───── DATA RECORDS
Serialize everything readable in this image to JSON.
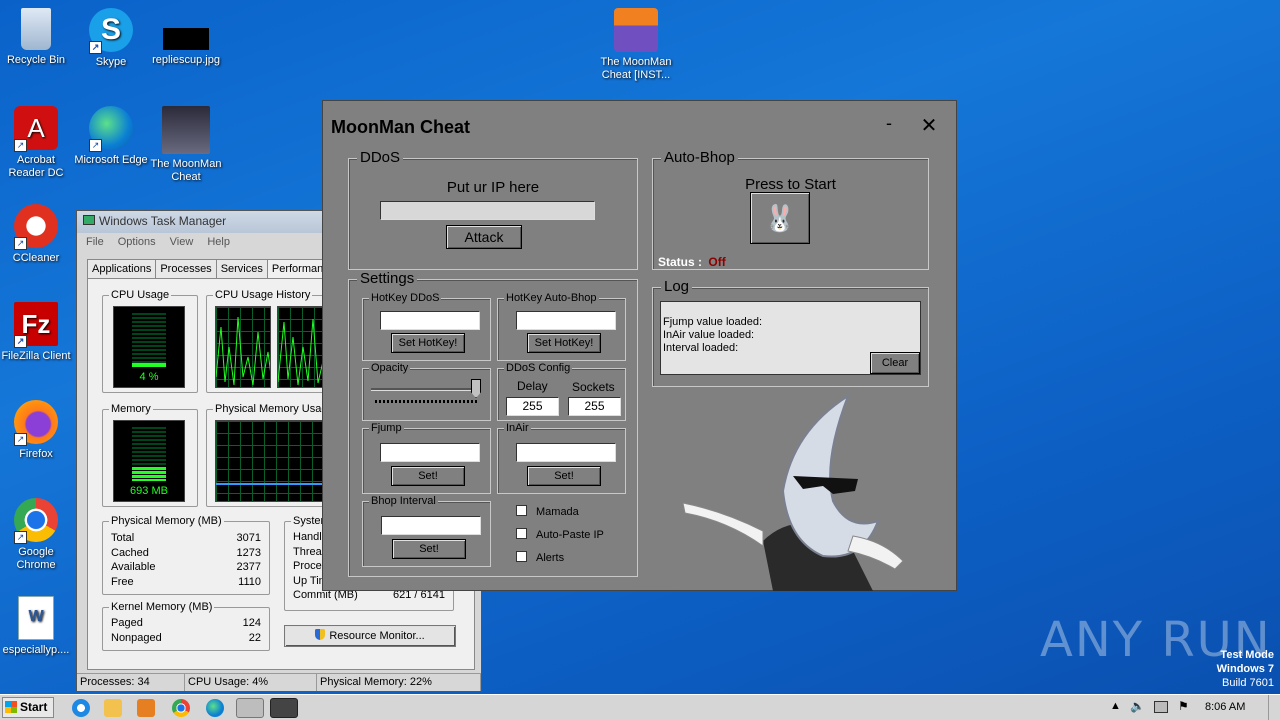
{
  "desktop": {
    "icons": [
      {
        "label": "Recycle Bin",
        "icon": "recycle-bin-icon"
      },
      {
        "label": "Skype",
        "icon": "skype-icon"
      },
      {
        "label": "repliescup.jpg",
        "icon": "image-file-icon"
      },
      {
        "label": "The MoonMan Cheat [INST...",
        "icon": "installer-icon"
      },
      {
        "label": "Acrobat Reader DC",
        "icon": "acrobat-icon"
      },
      {
        "label": "Microsoft Edge",
        "icon": "edge-icon"
      },
      {
        "label": "The MoonMan Cheat",
        "icon": "moonman-app-icon"
      },
      {
        "label": "CCleaner",
        "icon": "ccleaner-icon"
      },
      {
        "label": "FileZilla Client",
        "icon": "filezilla-icon"
      },
      {
        "label": "Firefox",
        "icon": "firefox-icon"
      },
      {
        "label": "Google Chrome",
        "icon": "chrome-icon"
      },
      {
        "label": "especiallyp....",
        "icon": "word-doc-icon"
      }
    ],
    "watermark": "ANY RUN",
    "test_mode": [
      "Test Mode",
      "Windows 7",
      "Build 7601"
    ]
  },
  "taskmgr": {
    "title": "Windows Task Manager",
    "menu": [
      "File",
      "Options",
      "View",
      "Help"
    ],
    "tabs": [
      "Applications",
      "Processes",
      "Services",
      "Performan"
    ],
    "cpu_usage": {
      "label": "CPU Usage",
      "value": "4 %",
      "level": 0.04
    },
    "cpu_history": {
      "label": "CPU Usage History"
    },
    "memory": {
      "label": "Memory",
      "value": "693 MB",
      "level": 0.22
    },
    "phys_history": {
      "label": "Physical Memory Usage"
    },
    "physical_memory": {
      "label": "Physical Memory (MB)",
      "rows": [
        [
          "Total",
          "3071"
        ],
        [
          "Cached",
          "1273"
        ],
        [
          "Available",
          "2377"
        ],
        [
          "Free",
          "1110"
        ]
      ]
    },
    "kernel_memory": {
      "label": "Kernel Memory (MB)",
      "rows": [
        [
          "Paged",
          "124"
        ],
        [
          "Nonpaged",
          "22"
        ]
      ]
    },
    "system": {
      "label": "System",
      "rows": [
        "Handle",
        "Thread",
        "Proces",
        "Up Tim"
      ],
      "commit_label": "Commit (MB)",
      "commit_value": "621 / 6141"
    },
    "resource_monitor": "Resource Monitor...",
    "status": [
      "Processes: 34",
      "CPU Usage: 4%",
      "Physical Memory: 22%"
    ]
  },
  "moonman": {
    "title": "MoonMan Cheat",
    "minimize": "-",
    "close": "✕",
    "ddos": {
      "label": "DDoS",
      "prompt": "Put ur IP here",
      "ip_value": "",
      "attack": "Attack"
    },
    "settings": {
      "label": "Settings",
      "hotkey_ddos": {
        "label": "HotKey DDoS",
        "value": "",
        "button": "Set HotKey!"
      },
      "hotkey_bhop": {
        "label": "HotKey Auto-Bhop",
        "value": "",
        "button": "Set HotKey!"
      },
      "opacity": {
        "label": "Opacity",
        "level": 1.0
      },
      "ddos_config": {
        "label": "DDoS Config",
        "delay_label": "Delay",
        "sockets_label": "Sockets",
        "delay": "255",
        "sockets": "255"
      },
      "fjump": {
        "label": "Fjump",
        "value": "",
        "button": "Set!"
      },
      "inair": {
        "label": "InAir",
        "value": "",
        "button": "Set!"
      },
      "bhop_interval": {
        "label": "Bhop Interval",
        "value": "",
        "button": "Set!"
      },
      "checkboxes": [
        {
          "label": "Mamada",
          "checked": false
        },
        {
          "label": "Auto-Paste IP",
          "checked": false
        },
        {
          "label": "Alerts",
          "checked": false
        }
      ]
    },
    "autobhop": {
      "label": "Auto-Bhop",
      "prompt": "Press to Start",
      "status_label": "Status :",
      "status_value": "Off",
      "status_color": "#8b0000"
    },
    "log": {
      "label": "Log",
      "lines": [
        "Fjump value loaded:",
        "InAir value loaded:",
        "Interval loaded:"
      ],
      "clear": "Clear"
    }
  },
  "taskbar": {
    "start": "Start",
    "clock": "8:06 AM"
  }
}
──────────
Leaving out the pictures, repeat the data above exactly.

Serialize everything readable in this image to JSON.
{
  "desktop": {
    "icons": [
      {
        "label": "Recycle Bin",
        "icon": "recycle-bin-icon"
      },
      {
        "label": "Skype",
        "icon": "skype-icon"
      },
      {
        "label": "repliescup.jpg",
        "icon": "image-file-icon"
      },
      {
        "label": "The MoonMan Cheat [INST...",
        "icon": "installer-icon"
      },
      {
        "label": "Acrobat Reader DC",
        "icon": "acrobat-icon"
      },
      {
        "label": "Microsoft Edge",
        "icon": "edge-icon"
      },
      {
        "label": "The MoonMan Cheat",
        "icon": "moonman-app-icon"
      },
      {
        "label": "CCleaner",
        "icon": "ccleaner-icon"
      },
      {
        "label": "FileZilla Client",
        "icon": "filezilla-icon"
      },
      {
        "label": "Firefox",
        "icon": "firefox-icon"
      },
      {
        "label": "Google Chrome",
        "icon": "chrome-icon"
      },
      {
        "label": "especiallyp....",
        "icon": "word-doc-icon"
      }
    ],
    "watermark": "ANY RUN",
    "test_mode": [
      "Test Mode",
      "Windows 7",
      "Build 7601"
    ]
  },
  "taskmgr": {
    "title": "Windows Task Manager",
    "menu": [
      "File",
      "Options",
      "View",
      "Help"
    ],
    "tabs": [
      "Applications",
      "Processes",
      "Services",
      "Performan"
    ],
    "cpu_usage": {
      "label": "CPU Usage",
      "value": "4 %",
      "level": 0.04
    },
    "cpu_history": {
      "label": "CPU Usage History"
    },
    "memory": {
      "label": "Memory",
      "value": "693 MB",
      "level": 0.22
    },
    "phys_history": {
      "label": "Physical Memory Usage"
    },
    "physical_memory": {
      "label": "Physical Memory (MB)",
      "rows": [
        [
          "Total",
          "3071"
        ],
        [
          "Cached",
          "1273"
        ],
        [
          "Available",
          "2377"
        ],
        [
          "Free",
          "1110"
        ]
      ]
    },
    "kernel_memory": {
      "label": "Kernel Memory (MB)",
      "rows": [
        [
          "Paged",
          "124"
        ],
        [
          "Nonpaged",
          "22"
        ]
      ]
    },
    "system": {
      "label": "System",
      "rows": [
        "Handle",
        "Thread",
        "Proces",
        "Up Tim"
      ],
      "commit_label": "Commit (MB)",
      "commit_value": "621 / 6141"
    },
    "resource_monitor": "Resource Monitor...",
    "status": [
      "Processes: 34",
      "CPU Usage: 4%",
      "Physical Memory: 22%"
    ]
  },
  "moonman": {
    "title": "MoonMan Cheat",
    "minimize": "-",
    "close": "✕",
    "ddos": {
      "label": "DDoS",
      "prompt": "Put ur IP here",
      "ip_value": "",
      "attack": "Attack"
    },
    "settings": {
      "label": "Settings",
      "hotkey_ddos": {
        "label": "HotKey DDoS",
        "value": "",
        "button": "Set HotKey!"
      },
      "hotkey_bhop": {
        "label": "HotKey Auto-Bhop",
        "value": "",
        "button": "Set HotKey!"
      },
      "opacity": {
        "label": "Opacity",
        "level": 1.0
      },
      "ddos_config": {
        "label": "DDoS Config",
        "delay_label": "Delay",
        "sockets_label": "Sockets",
        "delay": "255",
        "sockets": "255"
      },
      "fjump": {
        "label": "Fjump",
        "value": "",
        "button": "Set!"
      },
      "inair": {
        "label": "InAir",
        "value": "",
        "button": "Set!"
      },
      "bhop_interval": {
        "label": "Bhop Interval",
        "value": "",
        "button": "Set!"
      },
      "checkboxes": [
        {
          "label": "Mamada",
          "checked": false
        },
        {
          "label": "Auto-Paste IP",
          "checked": false
        },
        {
          "label": "Alerts",
          "checked": false
        }
      ]
    },
    "autobhop": {
      "label": "Auto-Bhop",
      "prompt": "Press to Start",
      "status_label": "Status :",
      "status_value": "Off",
      "status_color": "#8b0000"
    },
    "log": {
      "label": "Log",
      "lines": [
        "Fjump value loaded:",
        "InAir value loaded:",
        "Interval loaded:"
      ],
      "clear": "Clear"
    }
  },
  "taskbar": {
    "start": "Start",
    "clock": "8:06 AM"
  }
}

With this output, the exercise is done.